Job → Your task is to give the data again, exactly, with every line intact.
═════ Data for the task ═════
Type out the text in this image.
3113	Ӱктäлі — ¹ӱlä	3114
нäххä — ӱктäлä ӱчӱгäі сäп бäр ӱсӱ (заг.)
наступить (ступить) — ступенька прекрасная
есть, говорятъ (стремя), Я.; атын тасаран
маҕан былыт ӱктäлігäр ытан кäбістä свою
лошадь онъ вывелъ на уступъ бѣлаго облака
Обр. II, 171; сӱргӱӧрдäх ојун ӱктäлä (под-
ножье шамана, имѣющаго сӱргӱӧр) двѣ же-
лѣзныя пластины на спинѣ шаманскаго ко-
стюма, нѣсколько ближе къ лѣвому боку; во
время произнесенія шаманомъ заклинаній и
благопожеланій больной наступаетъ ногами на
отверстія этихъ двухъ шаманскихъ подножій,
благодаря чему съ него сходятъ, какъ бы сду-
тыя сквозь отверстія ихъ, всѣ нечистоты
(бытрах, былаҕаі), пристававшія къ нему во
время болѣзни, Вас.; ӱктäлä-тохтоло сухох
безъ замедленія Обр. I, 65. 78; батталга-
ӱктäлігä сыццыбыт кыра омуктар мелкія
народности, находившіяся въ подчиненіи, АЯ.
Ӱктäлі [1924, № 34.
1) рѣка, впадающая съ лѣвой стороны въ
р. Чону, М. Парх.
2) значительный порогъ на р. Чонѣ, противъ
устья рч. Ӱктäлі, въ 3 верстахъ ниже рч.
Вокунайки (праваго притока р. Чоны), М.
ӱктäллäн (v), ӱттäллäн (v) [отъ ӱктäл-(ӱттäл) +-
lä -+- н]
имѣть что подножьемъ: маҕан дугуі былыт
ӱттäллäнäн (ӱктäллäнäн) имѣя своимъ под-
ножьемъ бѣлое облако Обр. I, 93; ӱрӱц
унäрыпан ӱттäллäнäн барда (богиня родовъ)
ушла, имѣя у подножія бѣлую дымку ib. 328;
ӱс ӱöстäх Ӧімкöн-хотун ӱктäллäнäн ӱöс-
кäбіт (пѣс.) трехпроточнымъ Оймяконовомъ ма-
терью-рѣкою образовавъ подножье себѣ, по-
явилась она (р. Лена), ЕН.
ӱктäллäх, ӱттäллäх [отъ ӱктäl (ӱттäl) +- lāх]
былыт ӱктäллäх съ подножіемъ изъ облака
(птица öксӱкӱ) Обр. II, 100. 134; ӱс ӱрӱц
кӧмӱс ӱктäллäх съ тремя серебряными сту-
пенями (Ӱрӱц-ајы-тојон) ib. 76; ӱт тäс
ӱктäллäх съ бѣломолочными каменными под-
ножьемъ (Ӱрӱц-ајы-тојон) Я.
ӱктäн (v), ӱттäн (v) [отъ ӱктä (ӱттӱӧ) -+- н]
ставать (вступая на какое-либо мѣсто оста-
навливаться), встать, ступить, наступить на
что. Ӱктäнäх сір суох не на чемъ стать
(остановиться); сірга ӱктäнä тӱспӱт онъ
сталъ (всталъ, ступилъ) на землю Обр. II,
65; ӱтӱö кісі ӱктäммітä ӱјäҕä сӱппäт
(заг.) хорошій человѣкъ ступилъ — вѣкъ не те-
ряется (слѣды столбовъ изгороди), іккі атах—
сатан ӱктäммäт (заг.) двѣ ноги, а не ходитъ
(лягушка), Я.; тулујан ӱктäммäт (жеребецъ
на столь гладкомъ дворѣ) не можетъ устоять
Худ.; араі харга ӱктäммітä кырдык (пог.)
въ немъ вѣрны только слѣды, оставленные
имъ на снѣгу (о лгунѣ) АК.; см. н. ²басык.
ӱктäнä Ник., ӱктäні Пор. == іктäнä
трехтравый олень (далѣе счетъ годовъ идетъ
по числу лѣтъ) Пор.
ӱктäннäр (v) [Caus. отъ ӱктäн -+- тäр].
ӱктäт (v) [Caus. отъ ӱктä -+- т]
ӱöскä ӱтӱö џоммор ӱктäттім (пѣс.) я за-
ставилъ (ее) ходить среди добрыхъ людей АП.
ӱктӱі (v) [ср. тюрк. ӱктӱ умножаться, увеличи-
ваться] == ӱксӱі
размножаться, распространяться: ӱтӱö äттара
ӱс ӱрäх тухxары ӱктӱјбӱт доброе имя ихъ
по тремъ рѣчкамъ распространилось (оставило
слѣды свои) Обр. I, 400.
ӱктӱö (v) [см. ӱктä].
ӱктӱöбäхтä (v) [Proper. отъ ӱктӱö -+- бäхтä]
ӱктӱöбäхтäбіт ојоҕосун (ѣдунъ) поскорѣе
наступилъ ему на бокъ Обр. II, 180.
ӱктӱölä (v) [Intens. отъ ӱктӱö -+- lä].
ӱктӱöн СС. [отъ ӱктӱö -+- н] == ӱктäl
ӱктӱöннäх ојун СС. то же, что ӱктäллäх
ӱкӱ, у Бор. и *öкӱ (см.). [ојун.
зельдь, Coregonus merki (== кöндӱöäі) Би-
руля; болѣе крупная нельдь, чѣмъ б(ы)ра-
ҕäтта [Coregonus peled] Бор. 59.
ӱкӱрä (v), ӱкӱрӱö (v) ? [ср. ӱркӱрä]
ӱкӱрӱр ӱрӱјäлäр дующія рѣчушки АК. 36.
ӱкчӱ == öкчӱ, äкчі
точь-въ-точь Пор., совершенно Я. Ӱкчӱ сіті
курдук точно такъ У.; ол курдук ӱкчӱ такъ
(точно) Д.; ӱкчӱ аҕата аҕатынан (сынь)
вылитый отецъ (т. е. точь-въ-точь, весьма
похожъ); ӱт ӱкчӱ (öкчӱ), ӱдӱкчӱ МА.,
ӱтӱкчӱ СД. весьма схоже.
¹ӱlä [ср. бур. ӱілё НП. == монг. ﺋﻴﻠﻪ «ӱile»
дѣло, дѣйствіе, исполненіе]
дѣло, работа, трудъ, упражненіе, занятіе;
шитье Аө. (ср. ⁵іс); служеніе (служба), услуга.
═════
Response to the task →
Type out the text in this image.
3113	Ӱктäлі — ¹ӱlä	3114
нäххä — ӱктäлä ӱчӱгäі сäп бäр ӱсӱ (заг.)
наступить (ступить) — ступенька прекрасная
есть, говорятъ (стремя), Я.; атын тасаран
маҕан былыт ӱктäлігäр ытан кäбістä свою
лошадь онъ вывелъ на уступъ бѣлаго облака
Обр. II, 171; сӱргӱӧрдäх ојун ӱктäлä (под-
ножье шамана, имѣющаго сӱргӱӧр) двѣ же-
лѣзныя пластины на спинѣ шаманскаго ко-
стюма, нѣсколько ближе къ лѣвому боку; во
время произнесенія шаманомъ заклинаній и
благопожеланій больной наступаетъ ногами на
отверстія этихъ двухъ шаманскихъ подножій,
благодаря чему съ него сходятъ, какъ бы сду-
тыя сквозь отверстія ихъ, всѣ нечистоты
(бытрах, былаҕаі), пристававшія къ нему во
время болѣзни, Вас.; ӱктäлä-тохтоло сухох
безъ замедленія Обр. I, 65. 78; батталга-
ӱктäлігä сыццыбыт кыра омуктар мелкія
народности, находившіяся въ подчиненіи, АЯ.
Ӱктäлі [1924, № 34.
1) рѣка, впадающая съ лѣвой стороны въ
р. Чону, М. Парх.
2) значительный порогъ на р. Чонѣ, противъ
устья рч. Ӱктäлі, въ 3 верстахъ ниже рч.
Вокунайки (праваго притока р. Чоны), М.
ӱктäллäн (v), ӱттäллäн (v) [отъ ӱктäл-(ӱттäл) +-
lä -+- н]
имѣть что подножьемъ: маҕан дугуі былыт
ӱттäллäнäн (ӱктäллäнäн) имѣя своимъ под-
ножьемъ бѣлое облако Обр. I, 93; ӱрӱц
унäрыпан ӱттäллäнäн барда (богиня родовъ)
ушла, имѣя у подножія бѣлую дымку ib. 328;
ӱс ӱöстäх Ӧімкöн-хотун ӱктäллäнäн ӱöс-
кäбіт (пѣс.) трехпроточнымъ Оймяконовомъ ма-
терью-рѣкою образовавъ подножье себѣ, по-
явилась она (р. Лена), ЕН.
ӱктäллäх, ӱттäллäх [отъ ӱктäl (ӱттäl) +- lāх]
былыт ӱктäллäх съ подножіемъ изъ облака
(птица öксӱкӱ) Обр. II, 100. 134; ӱс ӱрӱц
кӧмӱс ӱктäллäх съ тремя серебряными сту-
пенями (Ӱрӱц-ајы-тојон) ib. 76; ӱт тäс
ӱктäллäх съ бѣломолочными каменными под-
ножьемъ (Ӱрӱц-ајы-тојон) Я.
ӱктäн (v), ӱттäн (v) [отъ ӱктä (ӱттӱӧ) -+- н]
ставать (вступая на какое-либо мѣсто оста-
навливаться), встать, ступить, наступить на
что. Ӱктäнäх сір суох не на чемъ стать
(остановиться); сірга ӱктäнä тӱспӱт онъ
сталъ (всталъ, ступилъ) на землю Обр. II,
65; ӱтӱö кісі ӱктäммітä ӱјäҕä сӱппäт
(заг.) хорошій человѣкъ ступилъ — вѣкъ не те-
ряется (слѣды столбовъ изгороди), іккі атах—
сатан ӱктäммäт (заг.) двѣ ноги, а не ходитъ
(лягушка), Я.; тулујан ӱктäммäт (жеребецъ
на столь гладкомъ дворѣ) не можетъ устоять
Худ.; араі харга ӱктäммітä кырдык (пог.)
въ немъ вѣрны только слѣды, оставленные
имъ на снѣгу (о лгунѣ) АК.; см. н. ²басык.
ӱктäнä Ник., ӱктäні Пор. == іктäнä
трехтравый олень (далѣе счетъ годовъ идетъ
по числу лѣтъ) Пор.
ӱктäннäр (v) [Caus. отъ ӱктäн -+- тäр].
ӱктäт (v) [Caus. отъ ӱктä -+- т]
ӱöскä ӱтӱö џоммор ӱктäттім (пѣс.) я за-
ставилъ (ее) ходить среди добрыхъ людей АП.
ӱктӱі (v) [ср. тюрк. ӱктӱ умножаться, увеличи-
ваться] == ӱксӱі
размножаться, распространяться: ӱтӱö äттара
ӱс ӱрäх тухxары ӱктӱјбӱт доброе имя ихъ
по тремъ рѣчкамъ распространилось (оставило
слѣды свои) Обр. I, 400.
ӱктӱö (v) [см. ӱктä].
ӱктӱöбäхтä (v) [Proper. отъ ӱктӱö -+- бäхтä]
ӱктӱöбäхтäбіт ојоҕосун (ѣдунъ) поскорѣе
наступилъ ему на бокъ Обр. II, 180.
ӱктӱölä (v) [Intens. отъ ӱктӱö -+- lä].
ӱктӱöн СС. [отъ ӱктӱö -+- н] == ӱктäl
ӱктӱöннäх ојун СС. то же, что ӱктäллäх
ӱкӱ, у Бор. и *öкӱ (см.). [ојун.
зельдь, Coregonus merki (== кöндӱöäі) Би-
руля; болѣе крупная нельдь, чѣмъ б(ы)ра-
ҕäтта [Coregonus peled] Бор. 59.
ӱкӱрä (v), ӱкӱрӱö (v) ? [ср. ӱркӱрä]
ӱкӱрӱр ӱрӱјäлäр дующія рѣчушки АК. 36.
ӱкчӱ == öкчӱ, äкчі
точь-въ-точь Пор., совершенно Я. Ӱкчӱ сіті
курдук точно такъ У.; ол курдук ӱкчӱ такъ
(точно) Д.; ӱкчӱ аҕата аҕатынан (сынь)
вылитый отецъ (т. е. точь-въ-точь, весьма
похожъ); ӱт ӱкчӱ (öкчӱ), ӱдӱкчӱ МА.,
ӱтӱкчӱ СД. весьма схоже.
¹ӱlä [ср. бур. ӱілё НП. == монг. ﺋﻴﻠﻪ «ӱile»
дѣло, дѣйствіе, исполненіе]
дѣло, работа, трудъ, упражненіе, занятіе;
шитье Аө. (ср. ⁵іс); служеніе (служба), услуга.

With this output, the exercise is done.